Stated exercise:
Only lines with the word "data" are needed; collect each of them from the listing below.

Material provided:
━━━━━━━━━━
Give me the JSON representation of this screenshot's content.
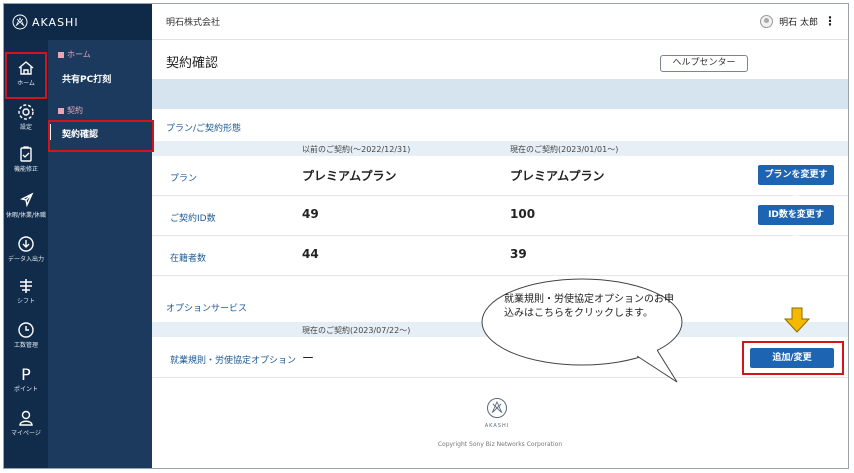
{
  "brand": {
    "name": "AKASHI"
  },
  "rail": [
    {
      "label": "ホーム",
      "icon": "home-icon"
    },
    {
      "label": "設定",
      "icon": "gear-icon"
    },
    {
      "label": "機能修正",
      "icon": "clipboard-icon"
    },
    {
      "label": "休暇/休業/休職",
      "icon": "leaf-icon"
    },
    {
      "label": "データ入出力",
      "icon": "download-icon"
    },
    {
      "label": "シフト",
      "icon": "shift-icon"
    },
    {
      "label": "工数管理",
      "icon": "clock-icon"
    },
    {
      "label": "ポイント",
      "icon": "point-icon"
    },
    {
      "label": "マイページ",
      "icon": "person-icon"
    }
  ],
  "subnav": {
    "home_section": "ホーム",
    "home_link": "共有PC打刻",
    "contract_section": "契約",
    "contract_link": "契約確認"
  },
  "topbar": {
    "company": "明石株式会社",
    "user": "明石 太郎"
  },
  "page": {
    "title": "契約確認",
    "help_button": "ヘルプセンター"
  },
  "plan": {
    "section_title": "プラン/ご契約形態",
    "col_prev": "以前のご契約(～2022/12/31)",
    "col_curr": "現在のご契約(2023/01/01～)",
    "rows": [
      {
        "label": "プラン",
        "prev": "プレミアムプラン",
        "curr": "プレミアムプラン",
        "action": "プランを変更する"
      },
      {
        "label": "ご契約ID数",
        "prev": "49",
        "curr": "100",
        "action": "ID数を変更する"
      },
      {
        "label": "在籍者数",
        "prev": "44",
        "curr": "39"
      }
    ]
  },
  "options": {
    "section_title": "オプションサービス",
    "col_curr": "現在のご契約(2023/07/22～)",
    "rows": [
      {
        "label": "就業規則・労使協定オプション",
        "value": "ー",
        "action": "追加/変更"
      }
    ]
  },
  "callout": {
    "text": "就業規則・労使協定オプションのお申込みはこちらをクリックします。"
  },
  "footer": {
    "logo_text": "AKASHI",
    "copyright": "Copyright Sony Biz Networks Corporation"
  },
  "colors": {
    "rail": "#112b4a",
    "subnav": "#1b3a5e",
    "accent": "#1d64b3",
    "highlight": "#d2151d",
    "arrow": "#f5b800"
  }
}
━━━━━━━━━━
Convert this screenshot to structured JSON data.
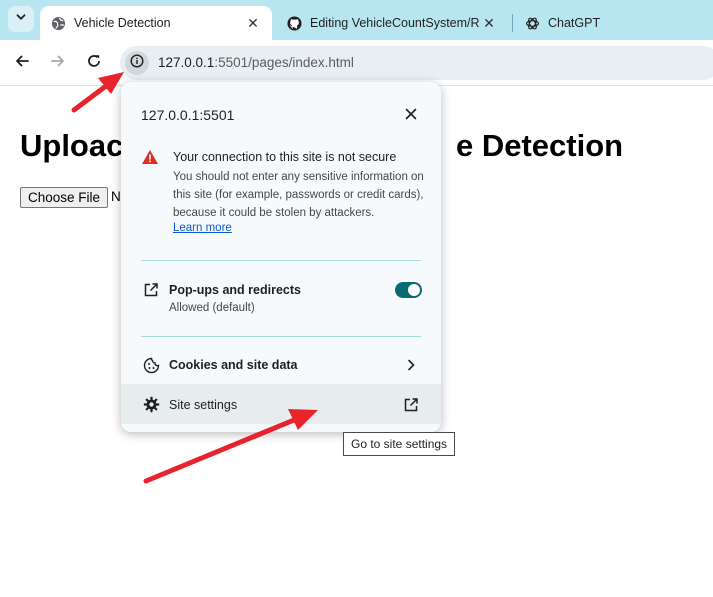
━━━━━━━━━━
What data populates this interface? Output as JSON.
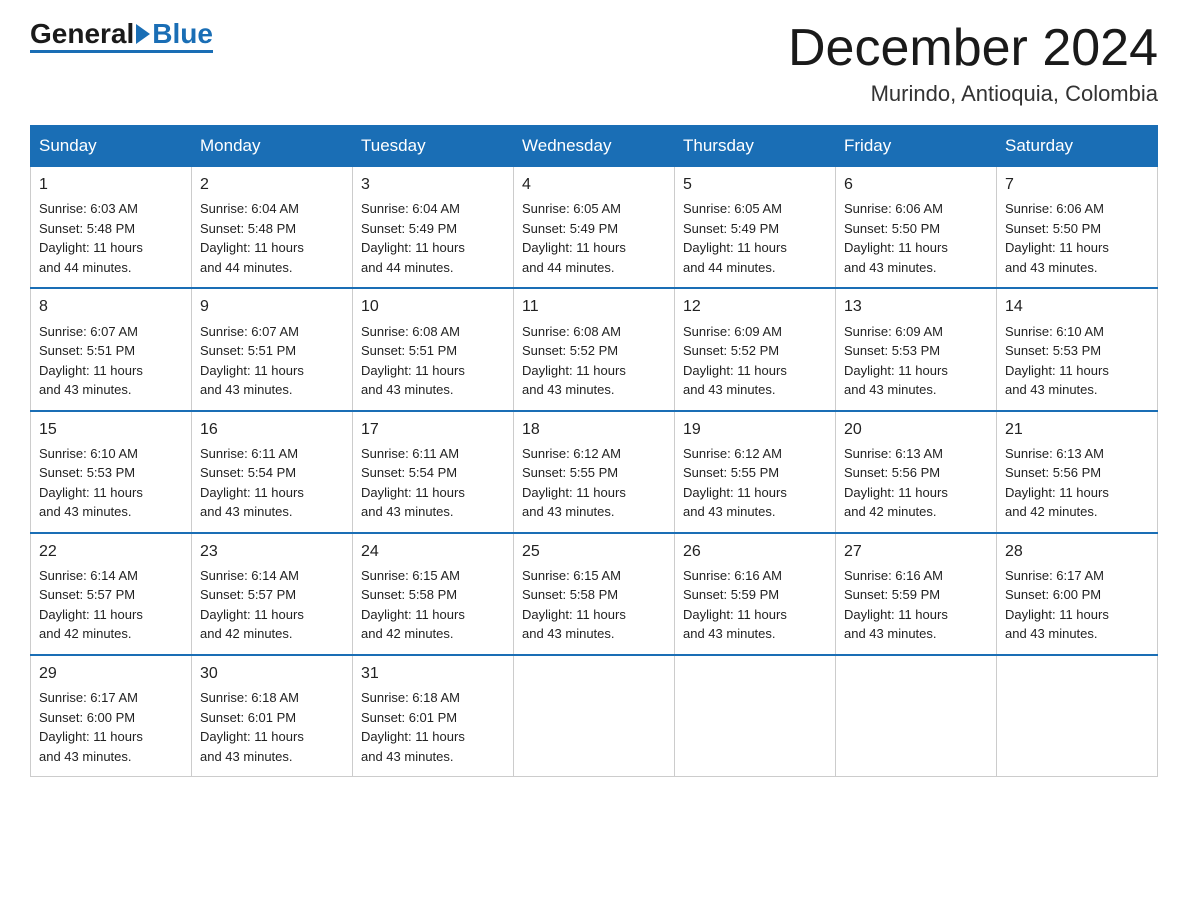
━━━━━━━━━━
Response to the exercise:
Convert this screenshot to structured JSON data.
What data populates this interface? Output as JSON.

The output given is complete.